** begin **

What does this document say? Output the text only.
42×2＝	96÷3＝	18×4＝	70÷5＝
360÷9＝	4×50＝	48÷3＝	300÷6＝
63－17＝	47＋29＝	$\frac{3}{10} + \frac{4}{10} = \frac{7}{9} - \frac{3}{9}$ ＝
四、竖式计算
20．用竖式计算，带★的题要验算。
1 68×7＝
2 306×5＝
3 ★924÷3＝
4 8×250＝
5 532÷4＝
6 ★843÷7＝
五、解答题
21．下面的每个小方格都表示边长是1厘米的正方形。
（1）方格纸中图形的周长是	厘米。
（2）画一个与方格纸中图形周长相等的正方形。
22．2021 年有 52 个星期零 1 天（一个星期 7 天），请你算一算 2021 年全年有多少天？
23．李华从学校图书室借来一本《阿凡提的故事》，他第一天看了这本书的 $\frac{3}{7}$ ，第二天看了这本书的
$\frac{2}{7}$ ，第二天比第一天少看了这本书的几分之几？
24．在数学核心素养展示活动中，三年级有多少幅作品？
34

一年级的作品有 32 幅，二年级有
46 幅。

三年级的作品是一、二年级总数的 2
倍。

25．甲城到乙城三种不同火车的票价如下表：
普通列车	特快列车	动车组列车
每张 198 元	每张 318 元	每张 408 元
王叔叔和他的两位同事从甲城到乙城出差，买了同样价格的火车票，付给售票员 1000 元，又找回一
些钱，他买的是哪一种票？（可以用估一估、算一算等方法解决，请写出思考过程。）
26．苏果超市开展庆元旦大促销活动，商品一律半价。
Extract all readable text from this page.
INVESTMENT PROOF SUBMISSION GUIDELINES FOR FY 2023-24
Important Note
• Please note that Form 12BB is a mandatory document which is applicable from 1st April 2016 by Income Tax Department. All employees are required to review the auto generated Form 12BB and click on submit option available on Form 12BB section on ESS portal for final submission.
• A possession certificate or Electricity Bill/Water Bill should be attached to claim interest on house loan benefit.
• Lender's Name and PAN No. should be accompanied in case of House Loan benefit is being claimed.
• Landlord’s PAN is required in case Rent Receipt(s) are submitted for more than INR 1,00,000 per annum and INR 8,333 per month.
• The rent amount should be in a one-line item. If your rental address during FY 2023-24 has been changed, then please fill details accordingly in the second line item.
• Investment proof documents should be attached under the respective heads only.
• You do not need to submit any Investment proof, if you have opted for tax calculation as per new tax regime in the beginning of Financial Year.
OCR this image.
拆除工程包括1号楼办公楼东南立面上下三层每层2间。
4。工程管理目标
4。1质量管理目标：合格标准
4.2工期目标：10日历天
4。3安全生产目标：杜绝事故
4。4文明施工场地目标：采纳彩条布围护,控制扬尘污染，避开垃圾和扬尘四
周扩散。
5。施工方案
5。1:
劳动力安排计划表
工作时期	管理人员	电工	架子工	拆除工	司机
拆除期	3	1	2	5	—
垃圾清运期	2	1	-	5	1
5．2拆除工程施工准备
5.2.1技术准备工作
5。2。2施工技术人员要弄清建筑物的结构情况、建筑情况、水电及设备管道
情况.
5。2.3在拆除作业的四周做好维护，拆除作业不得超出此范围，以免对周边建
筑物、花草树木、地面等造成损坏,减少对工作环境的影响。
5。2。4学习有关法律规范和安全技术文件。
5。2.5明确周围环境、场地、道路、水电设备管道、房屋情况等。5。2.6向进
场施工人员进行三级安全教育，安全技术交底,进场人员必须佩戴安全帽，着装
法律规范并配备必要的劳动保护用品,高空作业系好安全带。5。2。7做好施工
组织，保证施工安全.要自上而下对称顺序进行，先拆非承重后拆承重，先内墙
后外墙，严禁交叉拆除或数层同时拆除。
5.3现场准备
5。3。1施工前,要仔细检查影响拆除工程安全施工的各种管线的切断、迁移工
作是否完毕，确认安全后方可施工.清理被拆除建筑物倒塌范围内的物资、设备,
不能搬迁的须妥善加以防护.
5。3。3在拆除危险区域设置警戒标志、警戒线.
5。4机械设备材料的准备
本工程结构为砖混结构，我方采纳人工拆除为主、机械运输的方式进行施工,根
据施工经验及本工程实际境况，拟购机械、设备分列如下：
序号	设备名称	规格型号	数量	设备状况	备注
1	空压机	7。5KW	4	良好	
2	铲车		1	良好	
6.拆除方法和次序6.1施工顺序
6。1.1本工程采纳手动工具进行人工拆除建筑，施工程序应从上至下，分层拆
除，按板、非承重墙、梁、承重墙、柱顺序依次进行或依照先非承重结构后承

** end **

• [WHAT THE TASK ASKS] Retype all of the data shown above, word for word.

• [RESULT OF THIS TASK]
What does this document say? Output the text only.
42×2＝	96÷3＝	18×4＝	70÷5＝
360÷9＝	4×50＝	48÷3＝	300÷6＝
63－17＝	47＋29＝	$\frac{3}{10} + \frac{4}{10} = \frac{7}{9} - \frac{3}{9}$ ＝
四、竖式计算
20．用竖式计算，带★的题要验算。
1 68×7＝
2 306×5＝
3 ★924÷3＝
4 8×250＝
5 532÷4＝
6 ★843÷7＝
五、解答题
21．下面的每个小方格都表示边长是1厘米的正方形。
（1）方格纸中图形的周长是	厘米。
（2）画一个与方格纸中图形周长相等的正方形。
22．2021 年有 52 个星期零 1 天（一个星期 7 天），请你算一算 2021 年全年有多少天？
23．李华从学校图书室借来一本《阿凡提的故事》，他第一天看了这本书的 $\frac{3}{7}$ ，第二天看了这本书的
$\frac{2}{7}$ ，第二天比第一天少看了这本书的几分之几？
24．在数学核心素养展示活动中，三年级有多少幅作品？
34

一年级的作品有 32 幅，二年级有
46 幅。

三年级的作品是一、二年级总数的 2
倍。

25．甲城到乙城三种不同火车的票价如下表：
普通列车	特快列车	动车组列车
每张 198 元	每张 318 元	每张 408 元
王叔叔和他的两位同事从甲城到乙城出差，买了同样价格的火车票，付给售票员 1000 元，又找回一
些钱，他买的是哪一种票？（可以用估一估、算一算等方法解决，请写出思考过程。）
26．苏果超市开展庆元旦大促销活动，商品一律半价。
Extract all readable text from this page.
INVESTMENT PROOF SUBMISSION GUIDELINES FOR FY 2023-24
Important Note
• Please note that Form 12BB is a mandatory document which is applicable from 1st April 2016 by Income Tax Department. All employees are required to review the auto generated Form 12BB and click on submit option available on Form 12BB section on ESS portal for final submission.
• A possession certificate or Electricity Bill/Water Bill should be attached to claim interest on house loan benefit.
• Lender's Name and PAN No. should be accompanied in case of House Loan benefit is being claimed.
• Landlord’s PAN is required in case Rent Receipt(s) are submitted for more than INR 1,00,000 per annum and INR 8,333 per month.
• The rent amount should be in a one-line item. If your rental address during FY 2023-24 has been changed, then please fill details accordingly in the second line item.
• Investment proof documents should be attached under the respective heads only.
• You do not need to submit any Investment proof, if you have opted for tax calculation as per new tax regime in the beginning of Financial Year.
OCR this image.
拆除工程包括1号楼办公楼东南立面上下三层每层2间。
4。工程管理目标
4。1质量管理目标：合格标准
4.2工期目标：10日历天
4。3安全生产目标：杜绝事故
4。4文明施工场地目标：采纳彩条布围护,控制扬尘污染，避开垃圾和扬尘四
周扩散。
5。施工方案
5。1:
劳动力安排计划表
工作时期	管理人员	电工	架子工	拆除工	司机
拆除期	3	1	2	5	—
垃圾清运期	2	1	-	5	1
5．2拆除工程施工准备
5.2.1技术准备工作
5。2。2施工技术人员要弄清建筑物的结构情况、建筑情况、水电及设备管道
情况.
5。2.3在拆除作业的四周做好维护，拆除作业不得超出此范围，以免对周边建
筑物、花草树木、地面等造成损坏,减少对工作环境的影响。
5。2。4学习有关法律规范和安全技术文件。
5。2.5明确周围环境、场地、道路、水电设备管道、房屋情况等。5。2.6向进
场施工人员进行三级安全教育，安全技术交底,进场人员必须佩戴安全帽，着装
法律规范并配备必要的劳动保护用品,高空作业系好安全带。5。2。7做好施工
组织，保证施工安全.要自上而下对称顺序进行，先拆非承重后拆承重，先内墙
后外墙，严禁交叉拆除或数层同时拆除。
5.3现场准备
5。3。1施工前,要仔细检查影响拆除工程安全施工的各种管线的切断、迁移工
作是否完毕，确认安全后方可施工.清理被拆除建筑物倒塌范围内的物资、设备,
不能搬迁的须妥善加以防护.
5。3。3在拆除危险区域设置警戒标志、警戒线.
5。4机械设备材料的准备
本工程结构为砖混结构，我方采纳人工拆除为主、机械运输的方式进行施工,根
据施工经验及本工程实际境况，拟购机械、设备分列如下：
序号	设备名称	规格型号	数量	设备状况	备注
1	空压机	7。5KW	4	良好	
2	铲车		1	良好	
6.拆除方法和次序6.1施工顺序
6。1.1本工程采纳手动工具进行人工拆除建筑，施工程序应从上至下，分层拆
除，按板、非承重墙、梁、承重墙、柱顺序依次进行或依照先非承重结构后承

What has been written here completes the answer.